Saved data entries:
________
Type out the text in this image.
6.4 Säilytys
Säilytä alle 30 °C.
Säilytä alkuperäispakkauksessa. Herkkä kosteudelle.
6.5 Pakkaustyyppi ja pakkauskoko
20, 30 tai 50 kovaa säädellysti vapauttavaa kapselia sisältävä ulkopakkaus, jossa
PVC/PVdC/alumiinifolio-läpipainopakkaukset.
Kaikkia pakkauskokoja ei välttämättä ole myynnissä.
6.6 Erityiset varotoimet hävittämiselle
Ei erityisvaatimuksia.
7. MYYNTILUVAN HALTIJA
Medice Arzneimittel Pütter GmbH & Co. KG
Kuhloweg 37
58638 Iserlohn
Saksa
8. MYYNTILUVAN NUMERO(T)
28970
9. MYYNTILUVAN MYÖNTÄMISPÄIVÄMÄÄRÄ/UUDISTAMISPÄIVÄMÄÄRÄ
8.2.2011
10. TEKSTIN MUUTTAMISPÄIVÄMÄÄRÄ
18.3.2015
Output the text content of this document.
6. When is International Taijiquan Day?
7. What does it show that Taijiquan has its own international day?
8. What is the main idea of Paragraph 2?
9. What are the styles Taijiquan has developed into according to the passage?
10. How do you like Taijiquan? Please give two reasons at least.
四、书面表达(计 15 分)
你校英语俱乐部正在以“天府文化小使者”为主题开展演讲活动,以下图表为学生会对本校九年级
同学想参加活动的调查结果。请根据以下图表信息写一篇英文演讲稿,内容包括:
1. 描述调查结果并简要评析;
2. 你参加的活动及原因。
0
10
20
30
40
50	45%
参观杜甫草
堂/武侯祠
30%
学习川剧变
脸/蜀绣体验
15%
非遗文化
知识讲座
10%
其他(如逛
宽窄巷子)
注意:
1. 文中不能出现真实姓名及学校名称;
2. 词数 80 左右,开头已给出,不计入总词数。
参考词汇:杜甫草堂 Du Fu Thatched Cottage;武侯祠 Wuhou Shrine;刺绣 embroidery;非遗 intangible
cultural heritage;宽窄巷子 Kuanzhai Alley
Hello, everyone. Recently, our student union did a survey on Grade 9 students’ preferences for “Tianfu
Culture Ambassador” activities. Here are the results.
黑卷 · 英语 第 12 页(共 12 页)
________
**REQUIREMENTS:**
Write out the full listing, keeping every line exactly as it is.

**SOLVED EXERCISE:**
Type out the text in this image.
6.4 Säilytys
Säilytä alle 30 °C.
Säilytä alkuperäispakkauksessa. Herkkä kosteudelle.
6.5 Pakkaustyyppi ja pakkauskoko
20, 30 tai 50 kovaa säädellysti vapauttavaa kapselia sisältävä ulkopakkaus, jossa
PVC/PVdC/alumiinifolio-läpipainopakkaukset.
Kaikkia pakkauskokoja ei välttämättä ole myynnissä.
6.6 Erityiset varotoimet hävittämiselle
Ei erityisvaatimuksia.
7. MYYNTILUVAN HALTIJA
Medice Arzneimittel Pütter GmbH & Co. KG
Kuhloweg 37
58638 Iserlohn
Saksa
8. MYYNTILUVAN NUMERO(T)
28970
9. MYYNTILUVAN MYÖNTÄMISPÄIVÄMÄÄRÄ/UUDISTAMISPÄIVÄMÄÄRÄ
8.2.2011
10. TEKSTIN MUUTTAMISPÄIVÄMÄÄRÄ
18.3.2015
Output the text content of this document.
6. When is International Taijiquan Day?
7. What does it show that Taijiquan has its own international day?
8. What is the main idea of Paragraph 2?
9. What are the styles Taijiquan has developed into according to the passage?
10. How do you like Taijiquan? Please give two reasons at least.
四、书面表达(计 15 分)
你校英语俱乐部正在以“天府文化小使者”为主题开展演讲活动,以下图表为学生会对本校九年级
同学想参加活动的调查结果。请根据以下图表信息写一篇英文演讲稿,内容包括:
1. 描述调查结果并简要评析;
2. 你参加的活动及原因。
0
10
20
30
40
50	45%
参观杜甫草
堂/武侯祠
30%
学习川剧变
脸/蜀绣体验
15%
非遗文化
知识讲座
10%
其他(如逛
宽窄巷子)
注意:
1. 文中不能出现真实姓名及学校名称;
2. 词数 80 左右,开头已给出,不计入总词数。
参考词汇:杜甫草堂 Du Fu Thatched Cottage;武侯祠 Wuhou Shrine;刺绣 embroidery;非遗 intangible
cultural heritage;宽窄巷子 Kuanzhai Alley
Hello, everyone. Recently, our student union did a survey on Grade 9 students’ preferences for “Tianfu
Culture Ambassador” activities. Here are the results.
黑卷 · 英语 第 12 页(共 12 页)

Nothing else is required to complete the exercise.